— Begin Exercise data —

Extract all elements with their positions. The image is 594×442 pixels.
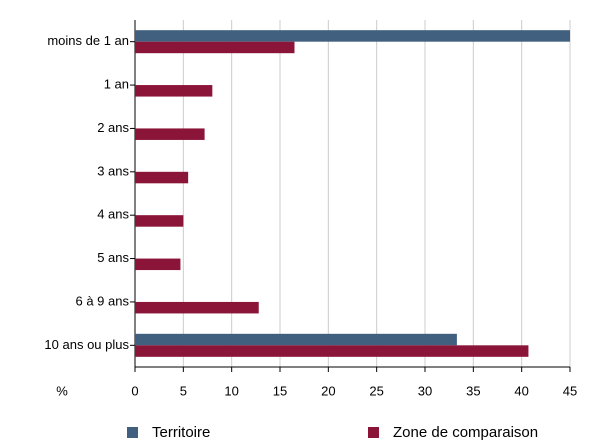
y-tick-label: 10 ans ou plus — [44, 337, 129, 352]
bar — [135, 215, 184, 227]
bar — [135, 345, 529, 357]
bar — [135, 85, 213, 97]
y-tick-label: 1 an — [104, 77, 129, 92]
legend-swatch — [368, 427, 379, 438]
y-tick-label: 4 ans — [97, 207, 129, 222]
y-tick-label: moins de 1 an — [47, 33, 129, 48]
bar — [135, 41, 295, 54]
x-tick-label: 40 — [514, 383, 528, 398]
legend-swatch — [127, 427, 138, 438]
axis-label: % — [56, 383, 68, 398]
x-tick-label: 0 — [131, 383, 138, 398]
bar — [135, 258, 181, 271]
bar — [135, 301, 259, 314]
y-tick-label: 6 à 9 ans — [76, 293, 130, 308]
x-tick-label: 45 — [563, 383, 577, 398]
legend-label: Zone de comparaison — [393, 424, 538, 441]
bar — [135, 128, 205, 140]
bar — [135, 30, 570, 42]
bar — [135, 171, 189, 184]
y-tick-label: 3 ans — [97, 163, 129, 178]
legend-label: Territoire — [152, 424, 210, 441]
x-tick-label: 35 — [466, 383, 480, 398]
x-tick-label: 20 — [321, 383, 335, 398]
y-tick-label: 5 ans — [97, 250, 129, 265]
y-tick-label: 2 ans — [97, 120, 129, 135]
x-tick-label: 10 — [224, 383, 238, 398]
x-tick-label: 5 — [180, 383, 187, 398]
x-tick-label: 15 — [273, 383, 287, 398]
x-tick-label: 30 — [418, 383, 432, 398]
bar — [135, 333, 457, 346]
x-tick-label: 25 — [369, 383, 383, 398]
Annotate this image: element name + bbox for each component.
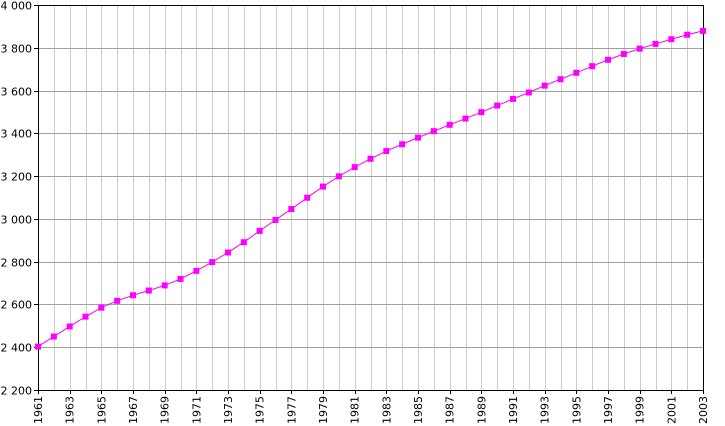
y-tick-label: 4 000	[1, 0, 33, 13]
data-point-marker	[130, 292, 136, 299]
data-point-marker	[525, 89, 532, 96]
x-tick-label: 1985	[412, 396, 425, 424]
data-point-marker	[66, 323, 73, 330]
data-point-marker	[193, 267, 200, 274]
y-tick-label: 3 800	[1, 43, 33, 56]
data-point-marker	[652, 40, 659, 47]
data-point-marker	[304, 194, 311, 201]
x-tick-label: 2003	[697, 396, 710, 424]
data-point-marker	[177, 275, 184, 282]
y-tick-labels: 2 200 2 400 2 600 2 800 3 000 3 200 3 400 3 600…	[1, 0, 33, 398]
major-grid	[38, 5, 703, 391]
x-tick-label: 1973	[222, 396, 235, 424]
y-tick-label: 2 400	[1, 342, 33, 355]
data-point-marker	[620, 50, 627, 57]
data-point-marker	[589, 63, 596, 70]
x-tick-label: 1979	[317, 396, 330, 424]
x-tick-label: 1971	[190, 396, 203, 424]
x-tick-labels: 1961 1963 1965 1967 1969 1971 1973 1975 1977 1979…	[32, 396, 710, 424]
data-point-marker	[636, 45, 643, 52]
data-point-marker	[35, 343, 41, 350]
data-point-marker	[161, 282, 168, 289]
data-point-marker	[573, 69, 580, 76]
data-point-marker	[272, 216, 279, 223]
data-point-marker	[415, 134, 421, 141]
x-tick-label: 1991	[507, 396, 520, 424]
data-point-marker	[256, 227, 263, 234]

— End Exercise data —

**Task prompt**
Please convert every line of the records into a Markdown table with the columns n and Line, numbering the rows and skipping blank lines. Leave the pictures out of the answer.

**The response**
| n | Line |
|---|---|
| 1 | Extract all elements with their positions. The image is 594×442 pixels. |
| 2 | y-tick-label: 10 ans ou plus — [44, 337, 129, 352] |
| 3 | bar — [135, 215, 184, 227] |
| 4 | bar — [135, 345, 529, 357] |
| 5 | bar — [135, 85, 213, 97] |
| 6 | y-tick-label: 1 an — [104, 77, 129, 92] |
| 7 | legend-swatch — [368, 427, 379, 438] |
| 8 | y-tick-label: 4 ans — [97, 207, 129, 222] |
| 9 | y-tick-label: moins de 1 an — [47, 33, 129, 48] |
| 10 | bar — [135, 41, 295, 54] |
| 11 | x-tick-label: 40 — [514, 383, 528, 398] |
| 12 | legend-swatch — [127, 427, 138, 438] |
| 13 | axis-label: % — [56, 383, 68, 398] |
| 14 | x-tick-label: 0 — [131, 383, 138, 398] |
| 15 | bar — [135, 258, 181, 271] |
| 16 | bar — [135, 301, 259, 314] |
| 17 | y-tick-label: 6 à 9 ans — [76, 293, 130, 308] |
| 18 | x-tick-label: 45 — [563, 383, 577, 398] |
| 19 | legend-label: Zone de comparaison — [393, 424, 538, 441] |
| 20 | bar — [135, 128, 205, 140] |
| 21 | bar — [135, 30, 570, 42] |
| 22 | bar — [135, 171, 189, 184] |
| 23 | y-tick-label: 3 ans — [97, 163, 129, 178] |
| 24 | legend-label: Territoire — [152, 424, 210, 441] |
| 25 | x-tick-label: 35 — [466, 383, 480, 398] |
| 26 | x-tick-label: 20 — [321, 383, 335, 398] |
| 27 | y-tick-label: 5 ans — [97, 250, 129, 265] |
| 28 | y-tick-label: 2 ans — [97, 120, 129, 135] |
| 29 | x-tick-label: 10 — [224, 383, 238, 398] |
| 30 | x-tick-label: 5 — [180, 383, 187, 398] |
| 31 | x-tick-label: 15 — [273, 383, 287, 398] |
| 32 | x-tick-label: 30 — [418, 383, 432, 398] |
| 33 | bar — [135, 333, 457, 346] |
| 34 | x-tick-label: 25 — [369, 383, 383, 398] |
| 35 | Annotate this image: element name + bbox for each component. |
| 36 | y-tick-label: 4 000	[1, 0, 33, 13] |
| 37 | data-point-marker	[130, 292, 136, 299] |
| 38 | data-point-marker	[525, 89, 532, 96] |
| 39 | x-tick-label: 1985	[412, 396, 425, 424] |
| 40 | data-point-marker	[66, 323, 73, 330] |
| 41 | data-point-marker	[193, 267, 200, 274] |
| 42 | y-tick-label: 3 800	[1, 43, 33, 56] |
| 43 | data-point-marker	[652, 40, 659, 47] |
| 44 | data-point-marker	[304, 194, 311, 201] |
| 45 | x-tick-label: 2003	[697, 396, 710, 424] |
| 46 | data-point-marker	[177, 275, 184, 282] |
| 47 | y-tick-labels: 2 200 2 400 2 600 2 800 3 000 3 200 3 400 3 600…	[1, 0, 33, 398] |
| 48 | major-grid	[38, 5, 703, 391] |
| 49 | x-tick-label: 1973	[222, 396, 235, 424] |
| 50 | y-tick-label: 2 400	[1, 342, 33, 355] |
| 51 | data-point-marker	[620, 50, 627, 57] |
| 52 | data-point-marker	[589, 63, 596, 70] |
| 53 | x-tick-label: 1979	[317, 396, 330, 424] |
| 54 | x-tick-label: 1971	[190, 396, 203, 424] |
| 55 | x-tick-labels: 1961 1963 1965 1967 1969 1971 1973 1975 1977 1979…	[32, 396, 710, 424] |
| 56 | data-point-marker	[636, 45, 643, 52] |
| 57 | data-point-marker	[35, 343, 41, 350] |
| 58 | data-point-marker	[161, 282, 168, 289] |
| 59 | data-point-marker	[573, 69, 580, 76] |
| 60 | data-point-marker	[272, 216, 279, 223] |
| 61 | data-point-marker	[415, 134, 421, 141] |
| 62 | x-tick-label: 1991	[507, 396, 520, 424] |
| 63 | data-point-marker	[256, 227, 263, 234] |